• Aim of the exercise: Single out the lines of the material that contain "type" and copy them.

• Data in this exercise:
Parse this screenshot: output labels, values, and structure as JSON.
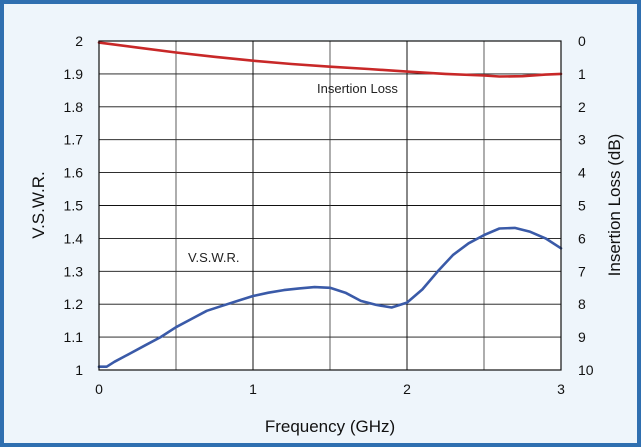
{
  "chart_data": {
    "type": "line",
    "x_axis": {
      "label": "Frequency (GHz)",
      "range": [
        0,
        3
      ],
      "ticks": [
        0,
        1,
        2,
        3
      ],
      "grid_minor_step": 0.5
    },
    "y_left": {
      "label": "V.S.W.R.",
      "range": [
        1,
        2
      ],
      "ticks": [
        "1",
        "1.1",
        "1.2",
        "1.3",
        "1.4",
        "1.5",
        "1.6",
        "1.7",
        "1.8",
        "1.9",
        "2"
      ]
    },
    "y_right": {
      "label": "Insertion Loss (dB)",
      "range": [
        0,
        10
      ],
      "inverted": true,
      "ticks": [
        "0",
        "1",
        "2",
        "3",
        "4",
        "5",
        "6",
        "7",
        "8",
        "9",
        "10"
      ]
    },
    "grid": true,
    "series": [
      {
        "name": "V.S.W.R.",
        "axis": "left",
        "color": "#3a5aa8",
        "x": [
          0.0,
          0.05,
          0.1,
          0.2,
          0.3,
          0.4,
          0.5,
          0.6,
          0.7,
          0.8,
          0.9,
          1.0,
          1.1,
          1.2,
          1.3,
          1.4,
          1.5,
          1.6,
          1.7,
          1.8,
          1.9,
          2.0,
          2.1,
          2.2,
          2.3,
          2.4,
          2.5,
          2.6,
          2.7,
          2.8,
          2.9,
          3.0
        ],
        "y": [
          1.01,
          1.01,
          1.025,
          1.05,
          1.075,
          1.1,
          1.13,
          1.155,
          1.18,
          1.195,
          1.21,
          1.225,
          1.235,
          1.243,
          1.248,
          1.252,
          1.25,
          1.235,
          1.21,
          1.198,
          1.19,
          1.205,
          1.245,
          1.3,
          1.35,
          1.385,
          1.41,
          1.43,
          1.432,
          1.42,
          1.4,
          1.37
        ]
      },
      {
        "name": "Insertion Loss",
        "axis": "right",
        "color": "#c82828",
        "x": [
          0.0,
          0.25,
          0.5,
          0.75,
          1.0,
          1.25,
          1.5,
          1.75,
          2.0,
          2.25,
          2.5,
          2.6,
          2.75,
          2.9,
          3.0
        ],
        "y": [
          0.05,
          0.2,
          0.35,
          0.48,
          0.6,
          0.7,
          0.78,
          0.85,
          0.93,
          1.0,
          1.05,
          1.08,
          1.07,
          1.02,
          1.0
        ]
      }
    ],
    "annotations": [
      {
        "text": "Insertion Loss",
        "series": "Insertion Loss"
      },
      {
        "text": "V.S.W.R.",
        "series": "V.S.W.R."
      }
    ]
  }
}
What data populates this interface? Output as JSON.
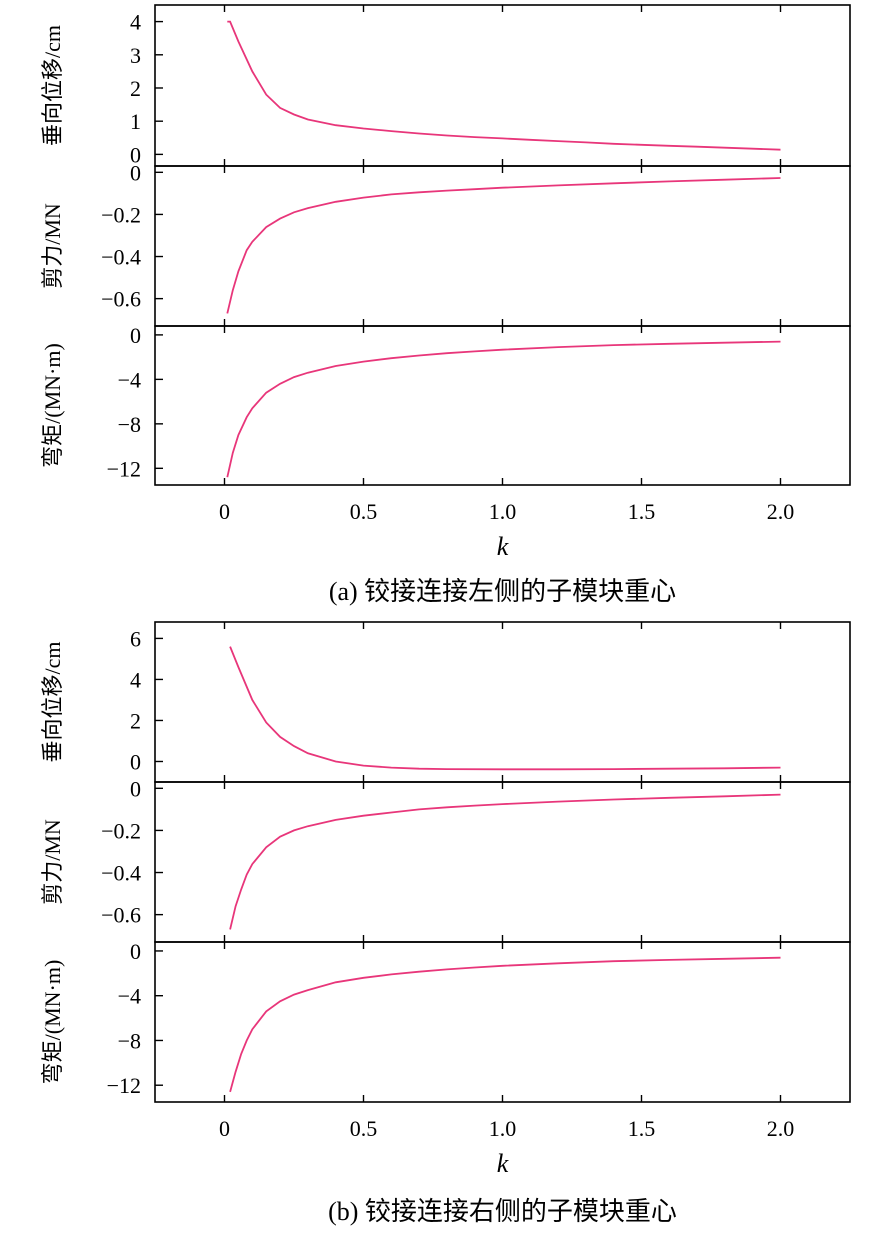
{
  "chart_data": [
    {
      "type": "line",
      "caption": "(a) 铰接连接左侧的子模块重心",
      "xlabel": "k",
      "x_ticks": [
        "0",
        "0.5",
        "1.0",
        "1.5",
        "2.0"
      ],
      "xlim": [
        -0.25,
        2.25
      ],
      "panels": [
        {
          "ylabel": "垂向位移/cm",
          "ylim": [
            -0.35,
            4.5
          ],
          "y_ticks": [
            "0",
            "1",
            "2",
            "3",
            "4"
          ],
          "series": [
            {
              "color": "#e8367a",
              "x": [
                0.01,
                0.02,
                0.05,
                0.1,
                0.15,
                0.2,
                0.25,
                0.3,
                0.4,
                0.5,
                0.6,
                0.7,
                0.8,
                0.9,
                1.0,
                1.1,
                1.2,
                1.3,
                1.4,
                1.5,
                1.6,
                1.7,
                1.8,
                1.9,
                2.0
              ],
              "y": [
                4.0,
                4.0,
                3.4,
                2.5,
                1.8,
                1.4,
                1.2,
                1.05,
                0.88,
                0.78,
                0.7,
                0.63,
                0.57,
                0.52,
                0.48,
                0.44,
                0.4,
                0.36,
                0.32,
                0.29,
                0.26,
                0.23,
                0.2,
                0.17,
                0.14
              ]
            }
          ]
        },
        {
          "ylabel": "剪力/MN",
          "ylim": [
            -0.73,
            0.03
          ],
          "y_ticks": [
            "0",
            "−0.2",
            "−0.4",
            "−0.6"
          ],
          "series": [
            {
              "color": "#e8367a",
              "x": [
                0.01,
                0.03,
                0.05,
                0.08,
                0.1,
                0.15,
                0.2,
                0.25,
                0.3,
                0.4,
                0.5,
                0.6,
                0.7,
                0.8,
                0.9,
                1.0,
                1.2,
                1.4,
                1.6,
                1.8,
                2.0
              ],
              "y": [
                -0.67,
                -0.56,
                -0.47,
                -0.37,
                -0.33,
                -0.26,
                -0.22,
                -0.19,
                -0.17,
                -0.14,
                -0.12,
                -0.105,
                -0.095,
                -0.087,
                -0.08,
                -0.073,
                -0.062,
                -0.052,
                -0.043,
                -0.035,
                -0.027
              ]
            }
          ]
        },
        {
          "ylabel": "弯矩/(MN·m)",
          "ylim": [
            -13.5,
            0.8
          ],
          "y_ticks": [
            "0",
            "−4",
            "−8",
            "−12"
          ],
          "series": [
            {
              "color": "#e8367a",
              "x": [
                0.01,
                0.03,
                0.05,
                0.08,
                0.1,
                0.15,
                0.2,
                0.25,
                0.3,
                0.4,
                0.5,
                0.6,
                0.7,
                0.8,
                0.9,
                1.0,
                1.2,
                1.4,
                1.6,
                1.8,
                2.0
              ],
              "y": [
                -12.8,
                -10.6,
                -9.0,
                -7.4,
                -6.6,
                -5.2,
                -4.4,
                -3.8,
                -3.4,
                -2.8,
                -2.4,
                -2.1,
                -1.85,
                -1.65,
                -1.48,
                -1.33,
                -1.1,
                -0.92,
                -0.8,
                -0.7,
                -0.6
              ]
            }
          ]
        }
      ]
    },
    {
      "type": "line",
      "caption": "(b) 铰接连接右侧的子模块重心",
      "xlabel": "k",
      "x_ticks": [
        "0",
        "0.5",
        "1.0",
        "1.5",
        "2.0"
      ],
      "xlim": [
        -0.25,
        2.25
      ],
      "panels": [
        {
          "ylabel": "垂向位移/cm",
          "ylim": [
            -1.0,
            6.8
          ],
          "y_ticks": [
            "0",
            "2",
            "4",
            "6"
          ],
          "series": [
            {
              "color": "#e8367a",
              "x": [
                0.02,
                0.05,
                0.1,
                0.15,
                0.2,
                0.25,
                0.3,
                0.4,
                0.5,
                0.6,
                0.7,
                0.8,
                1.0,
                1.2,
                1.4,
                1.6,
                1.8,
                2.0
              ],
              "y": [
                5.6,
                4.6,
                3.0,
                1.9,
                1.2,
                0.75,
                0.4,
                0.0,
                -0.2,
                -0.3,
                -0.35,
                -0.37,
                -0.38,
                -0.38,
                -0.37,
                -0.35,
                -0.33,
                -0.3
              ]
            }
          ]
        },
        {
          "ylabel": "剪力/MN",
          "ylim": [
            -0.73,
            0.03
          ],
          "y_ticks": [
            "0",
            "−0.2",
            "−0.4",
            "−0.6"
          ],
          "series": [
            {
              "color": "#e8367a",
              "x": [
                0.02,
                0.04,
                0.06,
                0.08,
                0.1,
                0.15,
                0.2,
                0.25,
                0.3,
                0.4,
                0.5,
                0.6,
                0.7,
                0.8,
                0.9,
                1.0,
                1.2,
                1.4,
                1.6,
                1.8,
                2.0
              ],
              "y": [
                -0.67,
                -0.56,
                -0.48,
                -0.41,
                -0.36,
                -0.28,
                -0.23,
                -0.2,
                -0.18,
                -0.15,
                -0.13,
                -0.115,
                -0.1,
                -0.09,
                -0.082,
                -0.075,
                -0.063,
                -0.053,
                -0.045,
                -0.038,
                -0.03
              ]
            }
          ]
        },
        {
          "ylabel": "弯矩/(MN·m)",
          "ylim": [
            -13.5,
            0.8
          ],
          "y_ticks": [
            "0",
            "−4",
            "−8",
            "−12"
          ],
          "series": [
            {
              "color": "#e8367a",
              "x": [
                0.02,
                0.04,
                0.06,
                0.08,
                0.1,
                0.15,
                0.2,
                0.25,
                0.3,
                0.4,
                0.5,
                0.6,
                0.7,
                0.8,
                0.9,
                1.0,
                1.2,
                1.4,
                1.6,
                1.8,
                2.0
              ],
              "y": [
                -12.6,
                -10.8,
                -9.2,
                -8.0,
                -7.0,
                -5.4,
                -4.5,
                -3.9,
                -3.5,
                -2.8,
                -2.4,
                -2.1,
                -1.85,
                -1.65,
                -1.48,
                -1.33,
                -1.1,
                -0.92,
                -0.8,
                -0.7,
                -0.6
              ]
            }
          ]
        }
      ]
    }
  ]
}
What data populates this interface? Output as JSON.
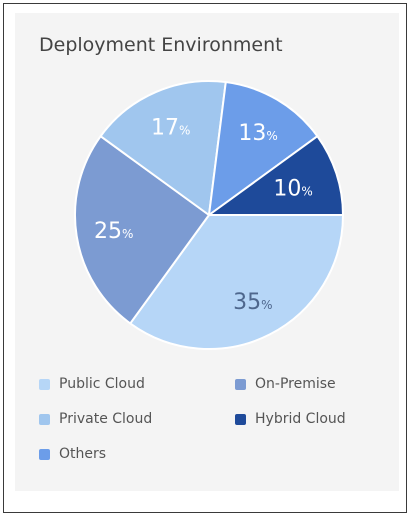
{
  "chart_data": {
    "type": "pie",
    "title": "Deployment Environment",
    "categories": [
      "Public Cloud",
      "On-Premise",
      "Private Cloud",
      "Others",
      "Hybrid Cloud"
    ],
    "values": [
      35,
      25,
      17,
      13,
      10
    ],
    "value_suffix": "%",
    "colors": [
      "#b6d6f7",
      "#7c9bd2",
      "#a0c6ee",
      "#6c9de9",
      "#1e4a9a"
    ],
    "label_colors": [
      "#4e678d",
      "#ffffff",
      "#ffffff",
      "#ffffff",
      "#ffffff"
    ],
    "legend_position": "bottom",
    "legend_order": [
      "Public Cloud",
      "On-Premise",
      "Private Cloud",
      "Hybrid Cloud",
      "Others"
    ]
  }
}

• Reply:
    "type": "line",
      "type": "line",
      "type": "line",
    "type": "pie",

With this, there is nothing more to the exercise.